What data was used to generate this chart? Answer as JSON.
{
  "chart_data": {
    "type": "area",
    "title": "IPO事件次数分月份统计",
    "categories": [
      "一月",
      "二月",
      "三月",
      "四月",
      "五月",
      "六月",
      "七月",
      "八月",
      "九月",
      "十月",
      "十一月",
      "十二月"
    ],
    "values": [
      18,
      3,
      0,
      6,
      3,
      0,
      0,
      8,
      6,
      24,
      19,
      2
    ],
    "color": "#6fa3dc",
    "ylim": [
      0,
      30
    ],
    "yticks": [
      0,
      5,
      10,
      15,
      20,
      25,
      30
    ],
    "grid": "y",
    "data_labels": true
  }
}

• PROBLEM: Print every line of the records exactly. Omit nothing.

• EXERCISE RESPONSE:
What data was used to generate this chart? Answer as JSON.
{
  "chart_data": {
    "type": "area",
    "title": "IPO事件次数分月份统计",
    "categories": [
      "一月",
      "二月",
      "三月",
      "四月",
      "五月",
      "六月",
      "七月",
      "八月",
      "九月",
      "十月",
      "十一月",
      "十二月"
    ],
    "values": [
      18,
      3,
      0,
      6,
      3,
      0,
      0,
      8,
      6,
      24,
      19,
      2
    ],
    "color": "#6fa3dc",
    "ylim": [
      0,
      30
    ],
    "yticks": [
      0,
      5,
      10,
      15,
      20,
      25,
      30
    ],
    "grid": "y",
    "data_labels": true
  }
}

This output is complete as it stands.